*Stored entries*
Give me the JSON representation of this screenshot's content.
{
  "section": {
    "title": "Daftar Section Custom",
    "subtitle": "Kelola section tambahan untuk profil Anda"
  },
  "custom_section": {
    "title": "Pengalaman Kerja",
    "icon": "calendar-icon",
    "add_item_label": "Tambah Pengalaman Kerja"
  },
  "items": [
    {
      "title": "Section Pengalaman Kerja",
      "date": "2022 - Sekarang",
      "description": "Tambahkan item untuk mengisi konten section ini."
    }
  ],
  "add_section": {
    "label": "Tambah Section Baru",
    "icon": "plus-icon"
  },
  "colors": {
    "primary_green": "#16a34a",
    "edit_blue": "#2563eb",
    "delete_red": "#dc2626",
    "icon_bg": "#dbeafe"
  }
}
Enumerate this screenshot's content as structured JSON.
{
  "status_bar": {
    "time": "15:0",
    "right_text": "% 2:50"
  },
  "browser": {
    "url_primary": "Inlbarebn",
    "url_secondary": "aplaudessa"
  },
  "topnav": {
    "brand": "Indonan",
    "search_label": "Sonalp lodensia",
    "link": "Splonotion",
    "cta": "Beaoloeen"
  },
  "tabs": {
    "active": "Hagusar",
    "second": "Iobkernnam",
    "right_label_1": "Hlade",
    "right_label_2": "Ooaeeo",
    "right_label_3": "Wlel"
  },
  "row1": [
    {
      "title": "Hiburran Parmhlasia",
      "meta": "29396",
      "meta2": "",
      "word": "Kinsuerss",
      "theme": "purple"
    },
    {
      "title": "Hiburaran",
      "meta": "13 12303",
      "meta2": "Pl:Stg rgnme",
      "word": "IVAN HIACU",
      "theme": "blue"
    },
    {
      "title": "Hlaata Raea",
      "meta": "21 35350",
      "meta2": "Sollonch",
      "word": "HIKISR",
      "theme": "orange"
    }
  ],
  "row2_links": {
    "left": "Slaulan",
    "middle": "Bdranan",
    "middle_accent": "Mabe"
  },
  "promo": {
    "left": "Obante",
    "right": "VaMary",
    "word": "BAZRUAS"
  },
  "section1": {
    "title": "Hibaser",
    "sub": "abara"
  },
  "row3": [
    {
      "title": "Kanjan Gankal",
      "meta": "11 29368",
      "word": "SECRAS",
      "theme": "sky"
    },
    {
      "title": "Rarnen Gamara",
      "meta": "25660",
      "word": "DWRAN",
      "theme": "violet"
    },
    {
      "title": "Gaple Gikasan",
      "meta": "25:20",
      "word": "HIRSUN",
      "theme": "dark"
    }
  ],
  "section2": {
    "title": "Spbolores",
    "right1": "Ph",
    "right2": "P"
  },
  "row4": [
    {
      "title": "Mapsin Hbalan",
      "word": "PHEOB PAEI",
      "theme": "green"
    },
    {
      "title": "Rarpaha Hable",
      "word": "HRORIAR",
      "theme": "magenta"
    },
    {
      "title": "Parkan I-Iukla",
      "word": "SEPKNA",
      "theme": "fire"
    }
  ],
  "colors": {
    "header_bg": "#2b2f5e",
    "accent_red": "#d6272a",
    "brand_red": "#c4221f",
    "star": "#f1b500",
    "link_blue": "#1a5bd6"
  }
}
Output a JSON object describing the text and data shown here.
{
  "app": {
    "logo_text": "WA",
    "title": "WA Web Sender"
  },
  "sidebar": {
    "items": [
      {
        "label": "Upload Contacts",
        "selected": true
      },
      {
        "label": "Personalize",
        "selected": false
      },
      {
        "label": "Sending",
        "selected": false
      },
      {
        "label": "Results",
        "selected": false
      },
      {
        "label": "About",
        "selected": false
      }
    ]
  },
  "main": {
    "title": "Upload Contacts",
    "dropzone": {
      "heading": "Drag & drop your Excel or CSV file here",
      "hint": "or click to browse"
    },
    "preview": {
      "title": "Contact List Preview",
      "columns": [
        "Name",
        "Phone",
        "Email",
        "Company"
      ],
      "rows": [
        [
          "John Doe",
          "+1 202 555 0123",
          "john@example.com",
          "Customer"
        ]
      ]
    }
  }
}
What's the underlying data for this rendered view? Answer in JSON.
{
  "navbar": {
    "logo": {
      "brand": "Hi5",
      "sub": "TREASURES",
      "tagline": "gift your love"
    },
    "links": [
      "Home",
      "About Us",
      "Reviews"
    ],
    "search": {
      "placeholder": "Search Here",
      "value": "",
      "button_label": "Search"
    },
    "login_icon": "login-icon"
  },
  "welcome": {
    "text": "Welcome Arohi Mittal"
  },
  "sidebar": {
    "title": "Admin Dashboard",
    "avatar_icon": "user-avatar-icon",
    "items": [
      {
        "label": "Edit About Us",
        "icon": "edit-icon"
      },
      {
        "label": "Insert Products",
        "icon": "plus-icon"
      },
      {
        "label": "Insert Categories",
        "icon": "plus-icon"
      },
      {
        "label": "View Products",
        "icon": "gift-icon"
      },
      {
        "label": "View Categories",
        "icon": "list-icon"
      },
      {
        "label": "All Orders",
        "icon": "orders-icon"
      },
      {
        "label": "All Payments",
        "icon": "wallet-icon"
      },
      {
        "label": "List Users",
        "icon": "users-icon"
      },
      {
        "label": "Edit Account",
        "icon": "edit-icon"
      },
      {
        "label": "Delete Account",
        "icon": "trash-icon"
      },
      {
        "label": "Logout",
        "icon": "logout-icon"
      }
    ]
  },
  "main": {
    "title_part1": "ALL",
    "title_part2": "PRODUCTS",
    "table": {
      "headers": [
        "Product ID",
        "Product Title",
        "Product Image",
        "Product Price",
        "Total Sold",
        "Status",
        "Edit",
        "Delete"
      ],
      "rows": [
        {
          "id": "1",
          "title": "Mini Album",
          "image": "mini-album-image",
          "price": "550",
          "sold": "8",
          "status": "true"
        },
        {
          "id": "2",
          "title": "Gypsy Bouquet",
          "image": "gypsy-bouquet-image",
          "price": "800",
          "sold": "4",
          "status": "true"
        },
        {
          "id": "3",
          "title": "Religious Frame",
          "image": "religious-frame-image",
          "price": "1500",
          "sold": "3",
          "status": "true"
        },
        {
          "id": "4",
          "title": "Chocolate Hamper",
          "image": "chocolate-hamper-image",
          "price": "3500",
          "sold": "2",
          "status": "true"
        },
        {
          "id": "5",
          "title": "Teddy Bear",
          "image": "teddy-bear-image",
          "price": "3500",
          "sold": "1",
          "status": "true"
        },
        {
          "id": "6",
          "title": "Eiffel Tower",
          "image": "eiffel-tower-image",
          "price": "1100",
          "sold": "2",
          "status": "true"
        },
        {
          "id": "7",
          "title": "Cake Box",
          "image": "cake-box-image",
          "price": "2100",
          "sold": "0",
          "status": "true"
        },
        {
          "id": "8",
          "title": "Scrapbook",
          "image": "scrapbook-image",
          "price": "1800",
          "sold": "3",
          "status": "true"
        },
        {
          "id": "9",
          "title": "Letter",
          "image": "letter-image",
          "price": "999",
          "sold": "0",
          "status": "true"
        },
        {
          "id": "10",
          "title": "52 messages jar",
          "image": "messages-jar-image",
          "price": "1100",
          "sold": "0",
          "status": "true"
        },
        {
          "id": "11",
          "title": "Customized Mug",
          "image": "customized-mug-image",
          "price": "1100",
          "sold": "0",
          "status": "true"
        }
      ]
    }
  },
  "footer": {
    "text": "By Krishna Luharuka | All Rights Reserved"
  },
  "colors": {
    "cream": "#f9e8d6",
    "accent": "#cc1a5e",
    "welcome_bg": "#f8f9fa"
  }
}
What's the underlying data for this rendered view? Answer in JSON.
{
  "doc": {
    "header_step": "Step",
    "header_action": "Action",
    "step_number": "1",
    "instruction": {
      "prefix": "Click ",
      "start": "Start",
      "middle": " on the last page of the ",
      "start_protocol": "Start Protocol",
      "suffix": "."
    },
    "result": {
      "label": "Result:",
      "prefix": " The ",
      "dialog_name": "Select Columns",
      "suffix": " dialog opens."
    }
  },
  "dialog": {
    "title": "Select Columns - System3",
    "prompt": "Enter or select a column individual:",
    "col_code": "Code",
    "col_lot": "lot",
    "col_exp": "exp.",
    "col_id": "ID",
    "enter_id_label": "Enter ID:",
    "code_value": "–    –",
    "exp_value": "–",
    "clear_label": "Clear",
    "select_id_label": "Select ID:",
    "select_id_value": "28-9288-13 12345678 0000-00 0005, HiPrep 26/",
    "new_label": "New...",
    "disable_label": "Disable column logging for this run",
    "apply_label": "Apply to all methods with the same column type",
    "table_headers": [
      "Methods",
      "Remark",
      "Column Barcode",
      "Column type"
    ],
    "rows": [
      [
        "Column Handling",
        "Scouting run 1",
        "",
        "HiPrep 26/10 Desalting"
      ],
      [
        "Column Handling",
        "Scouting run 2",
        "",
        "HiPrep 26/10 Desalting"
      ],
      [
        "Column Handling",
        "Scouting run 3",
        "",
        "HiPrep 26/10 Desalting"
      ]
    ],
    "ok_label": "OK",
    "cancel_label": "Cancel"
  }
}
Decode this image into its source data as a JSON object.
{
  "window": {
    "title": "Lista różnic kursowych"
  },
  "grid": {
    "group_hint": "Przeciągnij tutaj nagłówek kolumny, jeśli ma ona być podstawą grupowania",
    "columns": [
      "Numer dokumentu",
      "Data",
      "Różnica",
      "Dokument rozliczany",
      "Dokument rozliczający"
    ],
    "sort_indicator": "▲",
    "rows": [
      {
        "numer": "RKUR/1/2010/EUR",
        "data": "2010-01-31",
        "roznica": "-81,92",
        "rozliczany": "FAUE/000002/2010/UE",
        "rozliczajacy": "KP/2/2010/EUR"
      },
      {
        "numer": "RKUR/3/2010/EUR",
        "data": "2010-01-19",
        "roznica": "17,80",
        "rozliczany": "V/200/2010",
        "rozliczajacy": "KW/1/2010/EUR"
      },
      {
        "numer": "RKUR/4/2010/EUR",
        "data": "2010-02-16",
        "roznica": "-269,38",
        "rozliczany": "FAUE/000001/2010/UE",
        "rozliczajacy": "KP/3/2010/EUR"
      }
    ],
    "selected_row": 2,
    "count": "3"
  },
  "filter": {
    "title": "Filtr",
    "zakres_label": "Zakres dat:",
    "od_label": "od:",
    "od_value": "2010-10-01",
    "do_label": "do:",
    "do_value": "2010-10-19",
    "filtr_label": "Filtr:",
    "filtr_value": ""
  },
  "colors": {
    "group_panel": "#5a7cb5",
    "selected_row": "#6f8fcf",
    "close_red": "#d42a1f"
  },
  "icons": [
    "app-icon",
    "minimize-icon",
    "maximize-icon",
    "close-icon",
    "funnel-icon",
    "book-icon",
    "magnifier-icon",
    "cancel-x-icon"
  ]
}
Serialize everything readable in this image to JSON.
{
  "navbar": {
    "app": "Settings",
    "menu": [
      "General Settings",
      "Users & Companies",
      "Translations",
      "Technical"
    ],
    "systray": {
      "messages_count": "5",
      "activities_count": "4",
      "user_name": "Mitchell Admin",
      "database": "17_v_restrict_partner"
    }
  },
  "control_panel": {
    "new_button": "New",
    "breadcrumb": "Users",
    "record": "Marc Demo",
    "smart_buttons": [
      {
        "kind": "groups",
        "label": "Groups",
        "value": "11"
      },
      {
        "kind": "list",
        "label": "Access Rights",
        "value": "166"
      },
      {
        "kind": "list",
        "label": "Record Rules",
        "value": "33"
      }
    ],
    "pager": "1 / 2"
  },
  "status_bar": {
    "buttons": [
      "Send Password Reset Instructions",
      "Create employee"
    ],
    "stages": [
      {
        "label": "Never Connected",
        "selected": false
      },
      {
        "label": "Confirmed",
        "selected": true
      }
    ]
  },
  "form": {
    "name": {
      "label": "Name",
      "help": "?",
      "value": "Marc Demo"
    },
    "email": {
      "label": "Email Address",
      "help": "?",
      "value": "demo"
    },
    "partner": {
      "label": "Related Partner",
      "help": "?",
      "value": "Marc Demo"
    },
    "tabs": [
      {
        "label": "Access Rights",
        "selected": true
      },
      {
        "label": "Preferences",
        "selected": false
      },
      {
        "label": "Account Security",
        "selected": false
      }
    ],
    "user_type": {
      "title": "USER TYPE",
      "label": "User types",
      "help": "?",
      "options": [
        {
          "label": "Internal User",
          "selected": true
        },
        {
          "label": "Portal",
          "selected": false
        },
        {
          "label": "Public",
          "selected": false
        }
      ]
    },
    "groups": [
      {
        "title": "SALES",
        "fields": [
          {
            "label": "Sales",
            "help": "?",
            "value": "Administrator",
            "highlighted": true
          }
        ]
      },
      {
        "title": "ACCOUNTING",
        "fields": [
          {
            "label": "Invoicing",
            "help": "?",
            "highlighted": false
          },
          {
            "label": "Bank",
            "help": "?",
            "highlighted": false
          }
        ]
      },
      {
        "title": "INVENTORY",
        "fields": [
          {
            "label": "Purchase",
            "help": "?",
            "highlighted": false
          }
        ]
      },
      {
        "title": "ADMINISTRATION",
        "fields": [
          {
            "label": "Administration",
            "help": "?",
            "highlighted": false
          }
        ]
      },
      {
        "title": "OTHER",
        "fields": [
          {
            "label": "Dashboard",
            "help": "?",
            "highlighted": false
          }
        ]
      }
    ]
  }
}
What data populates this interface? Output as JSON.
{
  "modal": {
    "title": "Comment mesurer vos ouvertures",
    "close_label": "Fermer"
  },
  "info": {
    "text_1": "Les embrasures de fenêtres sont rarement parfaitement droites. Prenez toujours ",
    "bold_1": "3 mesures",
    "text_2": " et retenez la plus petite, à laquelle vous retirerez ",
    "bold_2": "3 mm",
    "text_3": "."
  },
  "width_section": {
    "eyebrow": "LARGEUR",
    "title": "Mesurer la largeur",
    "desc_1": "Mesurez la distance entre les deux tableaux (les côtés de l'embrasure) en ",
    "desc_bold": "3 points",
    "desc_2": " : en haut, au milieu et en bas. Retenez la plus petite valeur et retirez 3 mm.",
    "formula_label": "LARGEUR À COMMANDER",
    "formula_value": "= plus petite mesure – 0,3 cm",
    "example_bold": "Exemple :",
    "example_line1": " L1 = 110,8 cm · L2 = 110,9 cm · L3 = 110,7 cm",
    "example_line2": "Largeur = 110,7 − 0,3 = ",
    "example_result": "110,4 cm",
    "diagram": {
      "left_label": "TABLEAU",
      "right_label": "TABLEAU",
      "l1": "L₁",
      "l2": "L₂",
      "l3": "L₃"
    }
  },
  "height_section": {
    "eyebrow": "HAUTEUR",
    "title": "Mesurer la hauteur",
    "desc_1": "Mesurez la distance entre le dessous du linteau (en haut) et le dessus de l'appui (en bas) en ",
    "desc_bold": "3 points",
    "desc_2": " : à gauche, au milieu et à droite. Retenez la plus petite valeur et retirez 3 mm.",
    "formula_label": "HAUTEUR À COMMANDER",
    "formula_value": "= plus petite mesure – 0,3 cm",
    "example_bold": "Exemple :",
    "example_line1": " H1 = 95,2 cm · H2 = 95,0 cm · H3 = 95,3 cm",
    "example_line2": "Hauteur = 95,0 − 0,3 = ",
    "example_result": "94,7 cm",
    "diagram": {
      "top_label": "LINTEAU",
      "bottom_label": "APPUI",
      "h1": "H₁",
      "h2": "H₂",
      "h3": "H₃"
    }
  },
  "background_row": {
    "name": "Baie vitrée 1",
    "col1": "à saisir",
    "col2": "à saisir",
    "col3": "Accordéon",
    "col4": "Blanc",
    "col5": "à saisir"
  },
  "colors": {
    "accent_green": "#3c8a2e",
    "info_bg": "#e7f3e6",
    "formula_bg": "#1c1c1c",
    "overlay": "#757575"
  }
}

*Work instructions*
Copy every line of the listing that includes the string "Contacts".

*Complete response*
        "label": "Upload Contacts",
    "title": "Upload Contacts",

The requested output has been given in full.